▶ _Written exercise_
Gather all lines in the entries below that include the word "transfer".

▶ _Records shown_
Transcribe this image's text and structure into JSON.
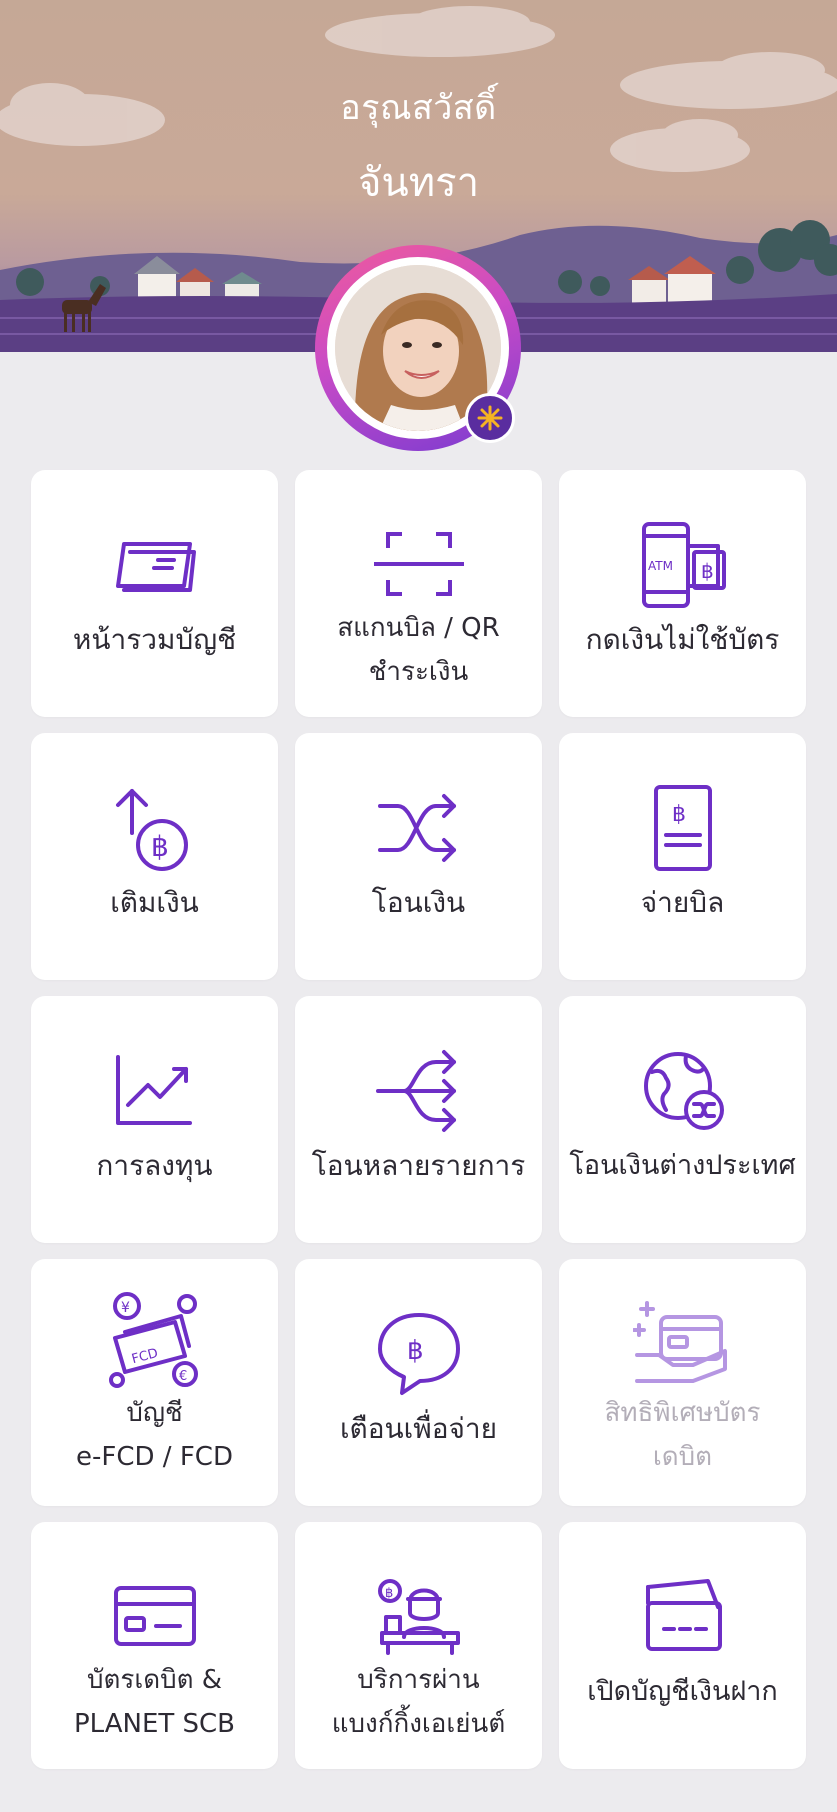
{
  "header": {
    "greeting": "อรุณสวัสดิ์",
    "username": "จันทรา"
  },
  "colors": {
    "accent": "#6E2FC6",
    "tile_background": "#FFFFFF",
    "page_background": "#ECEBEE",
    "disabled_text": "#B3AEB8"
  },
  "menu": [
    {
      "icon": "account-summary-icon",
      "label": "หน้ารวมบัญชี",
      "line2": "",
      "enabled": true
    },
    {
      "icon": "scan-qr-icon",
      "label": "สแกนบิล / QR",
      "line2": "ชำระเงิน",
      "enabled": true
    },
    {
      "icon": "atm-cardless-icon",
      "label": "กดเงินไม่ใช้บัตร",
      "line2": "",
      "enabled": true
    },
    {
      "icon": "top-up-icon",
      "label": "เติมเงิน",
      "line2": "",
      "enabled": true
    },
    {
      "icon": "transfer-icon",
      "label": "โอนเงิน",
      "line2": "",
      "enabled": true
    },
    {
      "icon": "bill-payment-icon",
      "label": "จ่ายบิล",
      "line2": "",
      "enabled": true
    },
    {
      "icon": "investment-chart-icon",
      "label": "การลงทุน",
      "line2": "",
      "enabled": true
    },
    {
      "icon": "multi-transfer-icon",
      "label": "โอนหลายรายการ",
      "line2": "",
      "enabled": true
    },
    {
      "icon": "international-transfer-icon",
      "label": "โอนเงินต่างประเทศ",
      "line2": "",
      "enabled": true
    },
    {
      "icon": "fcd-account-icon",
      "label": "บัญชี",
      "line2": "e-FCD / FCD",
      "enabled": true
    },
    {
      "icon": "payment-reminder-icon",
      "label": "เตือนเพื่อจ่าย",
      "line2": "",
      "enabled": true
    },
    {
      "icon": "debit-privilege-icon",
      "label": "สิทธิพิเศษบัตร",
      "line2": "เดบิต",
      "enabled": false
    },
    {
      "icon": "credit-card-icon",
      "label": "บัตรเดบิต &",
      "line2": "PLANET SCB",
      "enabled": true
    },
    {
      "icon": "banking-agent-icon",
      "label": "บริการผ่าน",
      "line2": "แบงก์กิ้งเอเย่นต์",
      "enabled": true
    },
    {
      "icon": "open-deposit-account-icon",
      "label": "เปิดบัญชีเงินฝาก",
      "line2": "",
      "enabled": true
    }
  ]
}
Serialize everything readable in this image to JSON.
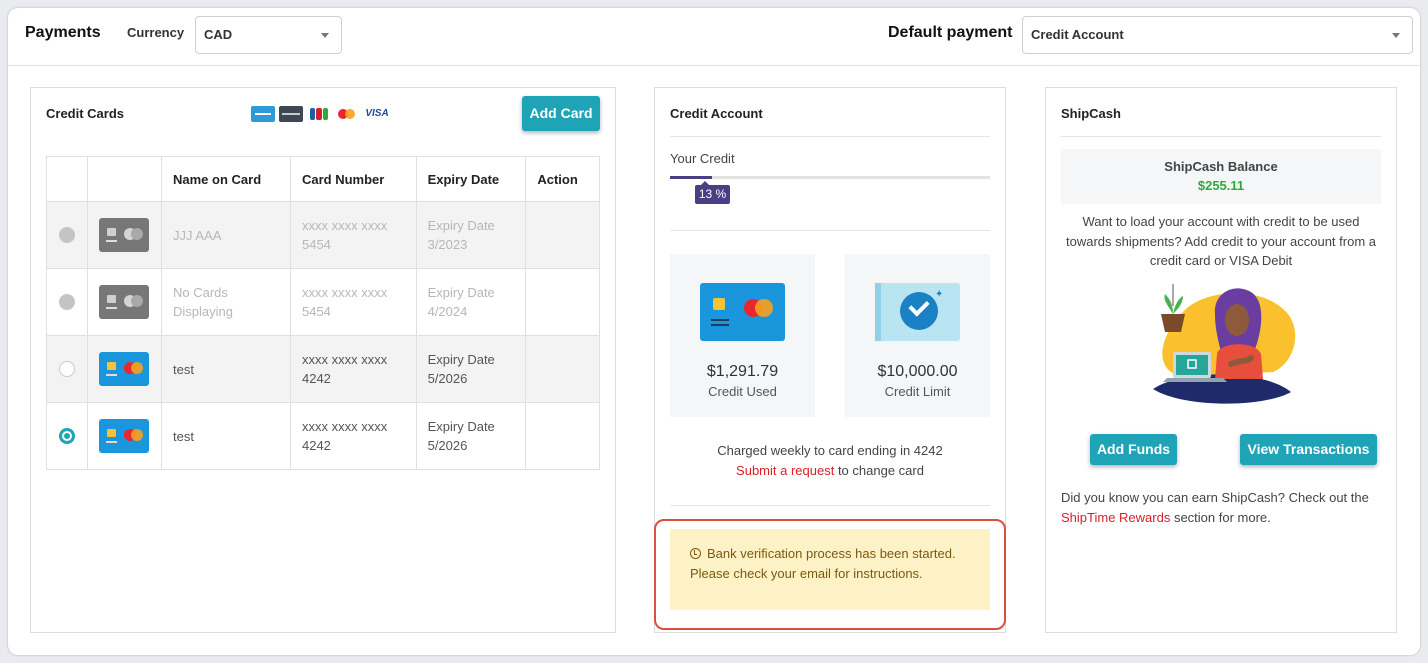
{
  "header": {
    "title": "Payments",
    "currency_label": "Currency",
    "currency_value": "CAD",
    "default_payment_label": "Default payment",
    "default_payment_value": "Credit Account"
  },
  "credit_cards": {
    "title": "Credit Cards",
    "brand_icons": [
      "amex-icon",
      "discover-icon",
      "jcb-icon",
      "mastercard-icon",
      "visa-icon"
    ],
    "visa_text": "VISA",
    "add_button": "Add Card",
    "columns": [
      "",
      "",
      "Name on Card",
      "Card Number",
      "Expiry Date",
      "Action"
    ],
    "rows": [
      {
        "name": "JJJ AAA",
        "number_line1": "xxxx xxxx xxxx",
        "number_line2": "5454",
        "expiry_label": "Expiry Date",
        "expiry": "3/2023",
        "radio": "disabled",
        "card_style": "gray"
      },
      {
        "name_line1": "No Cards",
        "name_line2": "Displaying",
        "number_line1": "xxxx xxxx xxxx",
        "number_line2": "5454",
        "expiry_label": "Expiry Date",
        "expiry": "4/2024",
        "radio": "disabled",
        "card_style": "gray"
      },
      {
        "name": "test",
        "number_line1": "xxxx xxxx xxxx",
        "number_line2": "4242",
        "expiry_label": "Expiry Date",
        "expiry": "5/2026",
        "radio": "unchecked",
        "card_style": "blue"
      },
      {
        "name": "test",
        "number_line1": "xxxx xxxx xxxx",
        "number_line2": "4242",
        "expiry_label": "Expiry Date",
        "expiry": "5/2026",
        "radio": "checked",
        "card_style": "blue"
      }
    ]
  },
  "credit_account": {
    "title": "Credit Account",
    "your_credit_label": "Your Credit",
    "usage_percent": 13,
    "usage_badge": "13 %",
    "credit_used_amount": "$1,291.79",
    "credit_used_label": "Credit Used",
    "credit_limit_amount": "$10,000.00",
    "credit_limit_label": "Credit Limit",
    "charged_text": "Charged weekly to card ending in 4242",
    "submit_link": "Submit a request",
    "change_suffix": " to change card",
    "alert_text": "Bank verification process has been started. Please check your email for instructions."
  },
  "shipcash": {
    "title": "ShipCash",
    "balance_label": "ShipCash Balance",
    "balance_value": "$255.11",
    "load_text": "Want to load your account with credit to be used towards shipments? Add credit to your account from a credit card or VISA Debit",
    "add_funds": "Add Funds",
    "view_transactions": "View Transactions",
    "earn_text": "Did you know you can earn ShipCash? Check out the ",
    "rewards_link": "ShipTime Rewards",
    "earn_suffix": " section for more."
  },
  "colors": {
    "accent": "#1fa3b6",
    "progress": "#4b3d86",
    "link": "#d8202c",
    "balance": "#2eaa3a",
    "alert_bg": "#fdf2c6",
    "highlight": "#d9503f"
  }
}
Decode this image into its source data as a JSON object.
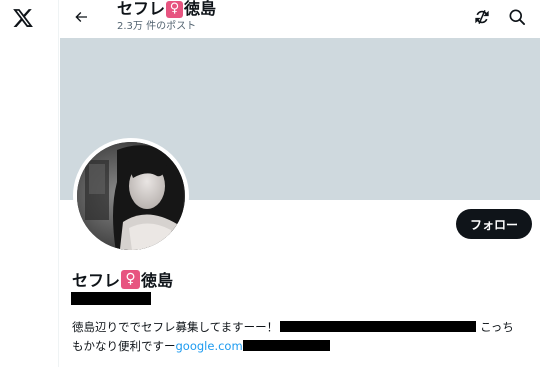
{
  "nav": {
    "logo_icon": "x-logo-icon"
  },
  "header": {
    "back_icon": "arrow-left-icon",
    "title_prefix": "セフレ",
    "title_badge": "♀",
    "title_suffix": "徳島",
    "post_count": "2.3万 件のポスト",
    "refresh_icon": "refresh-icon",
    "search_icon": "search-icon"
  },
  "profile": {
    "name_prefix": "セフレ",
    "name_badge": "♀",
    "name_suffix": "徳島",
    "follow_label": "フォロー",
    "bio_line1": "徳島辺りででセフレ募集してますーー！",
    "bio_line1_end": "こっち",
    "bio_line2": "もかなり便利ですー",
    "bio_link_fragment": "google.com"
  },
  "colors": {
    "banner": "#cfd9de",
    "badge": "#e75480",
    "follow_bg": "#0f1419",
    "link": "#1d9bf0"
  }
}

▶ _Exercise result_
      "icon": "transfer-icon",
      "icon": "multi-transfer-icon",
      "icon": "international-transfer-icon",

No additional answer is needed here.